SUPPLIED DATA:
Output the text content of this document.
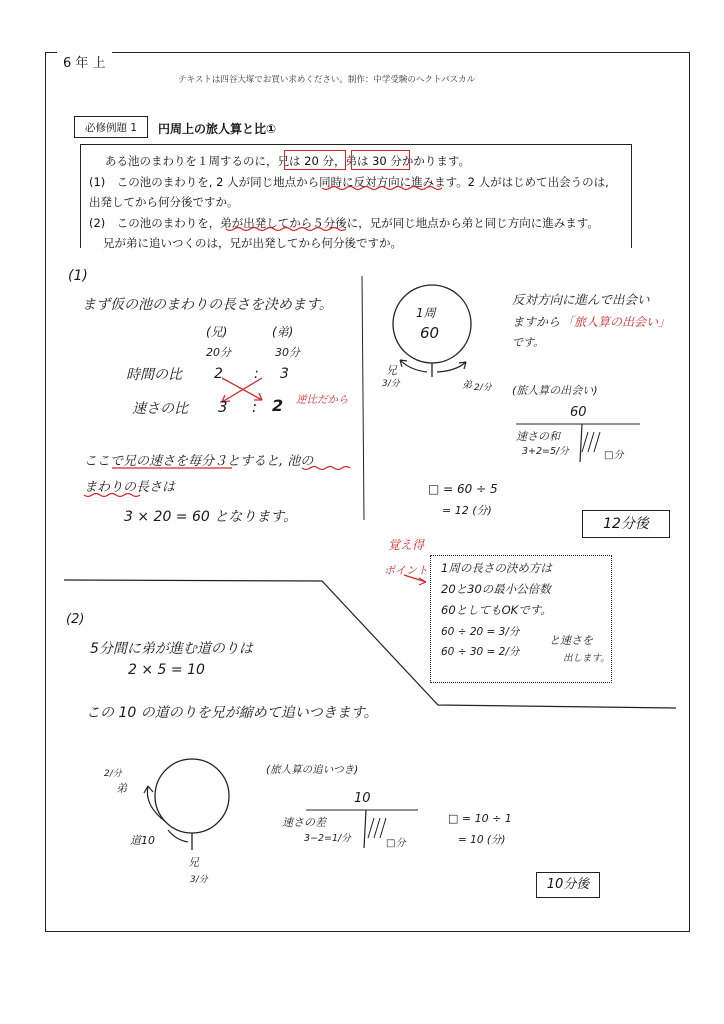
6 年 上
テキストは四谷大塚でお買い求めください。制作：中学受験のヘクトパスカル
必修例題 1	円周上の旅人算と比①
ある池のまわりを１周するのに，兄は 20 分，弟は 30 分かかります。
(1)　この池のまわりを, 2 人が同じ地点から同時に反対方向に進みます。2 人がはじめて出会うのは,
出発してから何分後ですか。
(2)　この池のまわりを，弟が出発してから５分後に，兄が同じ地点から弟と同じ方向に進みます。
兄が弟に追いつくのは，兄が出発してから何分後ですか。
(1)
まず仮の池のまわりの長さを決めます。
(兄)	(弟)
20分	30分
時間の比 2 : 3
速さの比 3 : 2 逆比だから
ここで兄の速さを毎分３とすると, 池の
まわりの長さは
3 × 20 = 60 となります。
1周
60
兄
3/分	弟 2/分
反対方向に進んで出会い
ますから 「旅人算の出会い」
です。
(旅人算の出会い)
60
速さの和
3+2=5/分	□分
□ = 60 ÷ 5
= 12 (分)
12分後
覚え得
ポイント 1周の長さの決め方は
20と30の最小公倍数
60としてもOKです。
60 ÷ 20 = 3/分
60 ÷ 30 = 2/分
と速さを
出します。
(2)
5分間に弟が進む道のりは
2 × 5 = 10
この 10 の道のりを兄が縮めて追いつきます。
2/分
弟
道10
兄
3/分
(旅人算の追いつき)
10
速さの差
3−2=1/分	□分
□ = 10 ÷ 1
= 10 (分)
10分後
---
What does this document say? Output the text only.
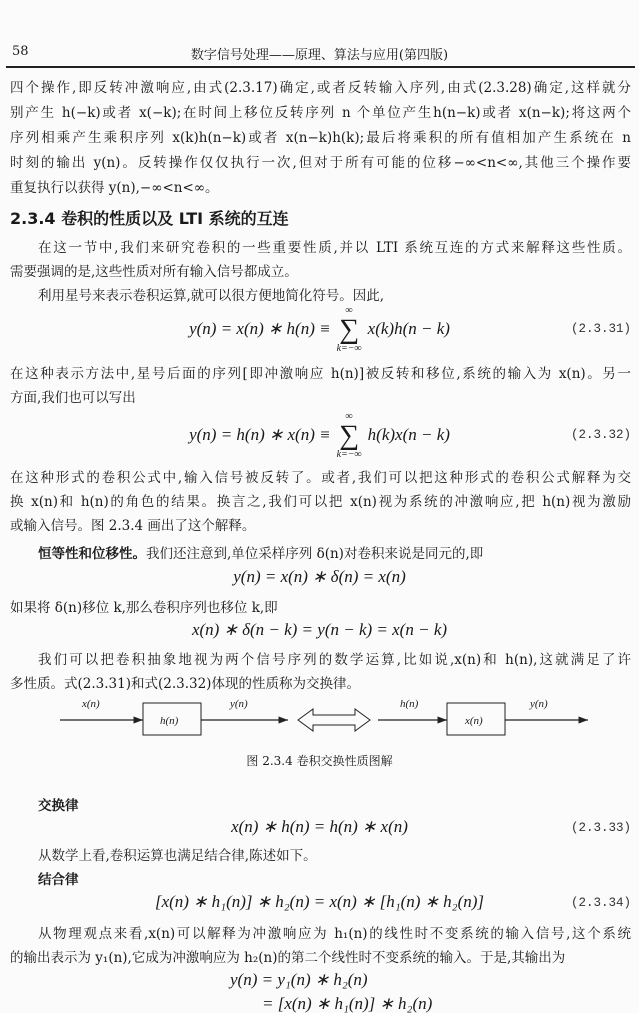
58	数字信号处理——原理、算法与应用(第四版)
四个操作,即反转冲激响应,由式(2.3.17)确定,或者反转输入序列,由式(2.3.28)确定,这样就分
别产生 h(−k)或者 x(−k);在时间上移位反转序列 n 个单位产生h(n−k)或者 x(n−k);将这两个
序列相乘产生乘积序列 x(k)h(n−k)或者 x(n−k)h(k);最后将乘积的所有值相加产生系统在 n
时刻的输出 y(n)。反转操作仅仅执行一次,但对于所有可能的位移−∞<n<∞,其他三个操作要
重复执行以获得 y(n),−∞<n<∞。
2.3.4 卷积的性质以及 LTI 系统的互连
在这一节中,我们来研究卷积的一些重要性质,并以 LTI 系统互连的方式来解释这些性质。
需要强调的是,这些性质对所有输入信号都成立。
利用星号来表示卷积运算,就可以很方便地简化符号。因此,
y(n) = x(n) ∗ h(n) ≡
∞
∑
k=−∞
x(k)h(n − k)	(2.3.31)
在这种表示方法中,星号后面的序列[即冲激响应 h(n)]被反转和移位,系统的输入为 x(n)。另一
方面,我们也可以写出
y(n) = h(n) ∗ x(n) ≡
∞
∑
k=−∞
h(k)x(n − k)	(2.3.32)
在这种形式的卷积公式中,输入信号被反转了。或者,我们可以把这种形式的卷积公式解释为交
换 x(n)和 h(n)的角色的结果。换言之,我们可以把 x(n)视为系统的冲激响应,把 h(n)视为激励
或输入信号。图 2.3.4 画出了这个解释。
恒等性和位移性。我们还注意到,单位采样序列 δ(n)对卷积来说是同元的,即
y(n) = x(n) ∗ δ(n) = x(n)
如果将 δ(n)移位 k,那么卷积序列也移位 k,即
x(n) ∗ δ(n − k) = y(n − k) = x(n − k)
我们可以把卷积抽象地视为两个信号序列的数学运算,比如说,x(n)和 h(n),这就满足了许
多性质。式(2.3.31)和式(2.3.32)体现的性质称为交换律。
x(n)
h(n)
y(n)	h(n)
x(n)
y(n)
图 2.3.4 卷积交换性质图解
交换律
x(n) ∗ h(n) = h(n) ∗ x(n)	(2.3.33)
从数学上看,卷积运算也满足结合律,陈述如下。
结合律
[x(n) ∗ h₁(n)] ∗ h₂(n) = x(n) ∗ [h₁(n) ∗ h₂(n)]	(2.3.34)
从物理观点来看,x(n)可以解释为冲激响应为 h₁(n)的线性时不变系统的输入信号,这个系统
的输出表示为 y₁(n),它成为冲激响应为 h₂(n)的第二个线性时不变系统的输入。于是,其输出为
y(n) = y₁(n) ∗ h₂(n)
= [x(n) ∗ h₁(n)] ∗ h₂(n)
* * *
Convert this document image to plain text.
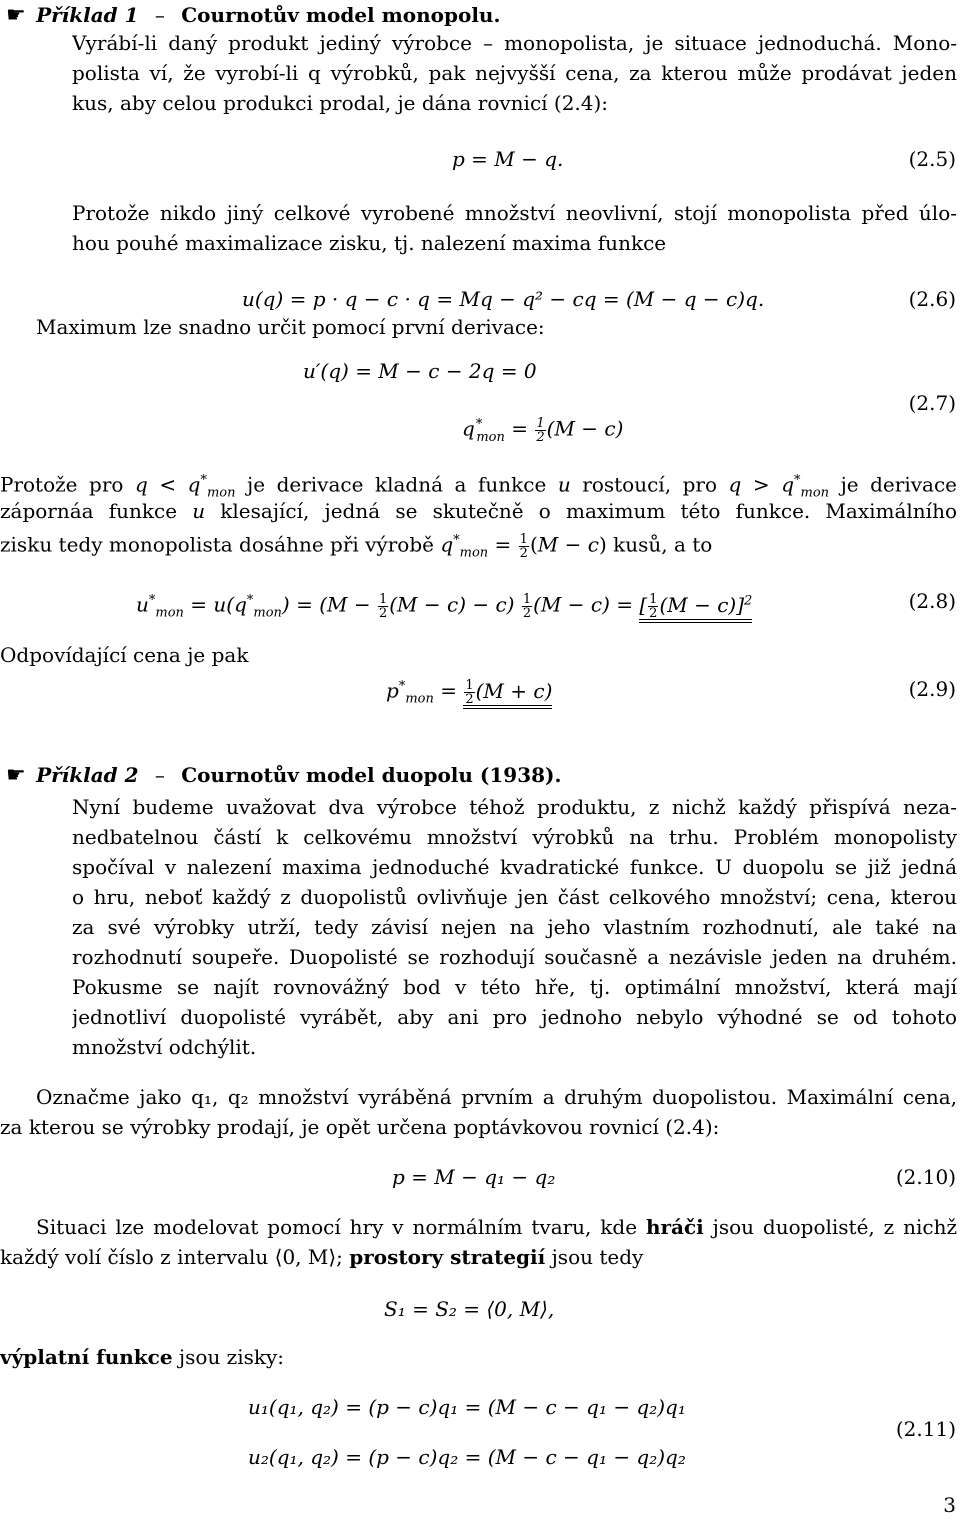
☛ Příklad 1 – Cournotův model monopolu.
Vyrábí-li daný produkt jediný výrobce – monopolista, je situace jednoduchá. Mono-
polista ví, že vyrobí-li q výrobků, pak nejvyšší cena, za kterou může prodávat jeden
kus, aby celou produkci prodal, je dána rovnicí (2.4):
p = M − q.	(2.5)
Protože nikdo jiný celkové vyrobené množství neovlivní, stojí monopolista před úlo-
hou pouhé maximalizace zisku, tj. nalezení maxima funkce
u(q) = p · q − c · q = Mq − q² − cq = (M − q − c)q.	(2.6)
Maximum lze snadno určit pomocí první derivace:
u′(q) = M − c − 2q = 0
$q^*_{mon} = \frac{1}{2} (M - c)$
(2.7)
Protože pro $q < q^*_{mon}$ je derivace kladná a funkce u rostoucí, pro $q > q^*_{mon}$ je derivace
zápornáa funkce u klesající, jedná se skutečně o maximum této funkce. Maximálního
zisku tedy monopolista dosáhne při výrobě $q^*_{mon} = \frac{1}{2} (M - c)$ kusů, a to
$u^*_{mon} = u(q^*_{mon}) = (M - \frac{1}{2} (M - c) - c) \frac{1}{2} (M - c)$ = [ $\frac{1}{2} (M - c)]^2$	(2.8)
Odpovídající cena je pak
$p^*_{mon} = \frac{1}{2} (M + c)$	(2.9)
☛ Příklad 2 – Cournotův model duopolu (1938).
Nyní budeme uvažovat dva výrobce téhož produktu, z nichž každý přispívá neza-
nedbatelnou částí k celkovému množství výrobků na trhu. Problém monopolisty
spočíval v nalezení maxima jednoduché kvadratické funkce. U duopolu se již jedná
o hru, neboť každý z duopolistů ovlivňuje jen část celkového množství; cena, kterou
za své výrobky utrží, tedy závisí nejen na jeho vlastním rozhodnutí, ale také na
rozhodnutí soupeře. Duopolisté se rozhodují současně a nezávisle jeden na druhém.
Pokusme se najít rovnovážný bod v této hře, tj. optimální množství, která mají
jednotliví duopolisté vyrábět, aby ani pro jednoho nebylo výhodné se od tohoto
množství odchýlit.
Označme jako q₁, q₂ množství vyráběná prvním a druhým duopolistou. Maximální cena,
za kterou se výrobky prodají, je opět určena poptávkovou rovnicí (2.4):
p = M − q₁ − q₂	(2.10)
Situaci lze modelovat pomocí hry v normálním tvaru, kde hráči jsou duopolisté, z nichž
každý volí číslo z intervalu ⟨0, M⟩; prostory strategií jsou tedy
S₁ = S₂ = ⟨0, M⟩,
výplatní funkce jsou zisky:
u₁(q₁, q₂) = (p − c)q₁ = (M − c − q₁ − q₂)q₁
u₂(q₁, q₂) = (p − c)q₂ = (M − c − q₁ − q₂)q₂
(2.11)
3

WHAT YOU NEED TO DO:
Scan the entries above for the word "nichž" and collect each line holding it.

COMPLETE RESPONSE:
Nyní budeme uvažovat dva výrobce téhož produktu, z nichž každý přispívá neza-
Situaci lze modelovat pomocí hry v normálním tvaru, kde hráči jsou duopolisté, z nichž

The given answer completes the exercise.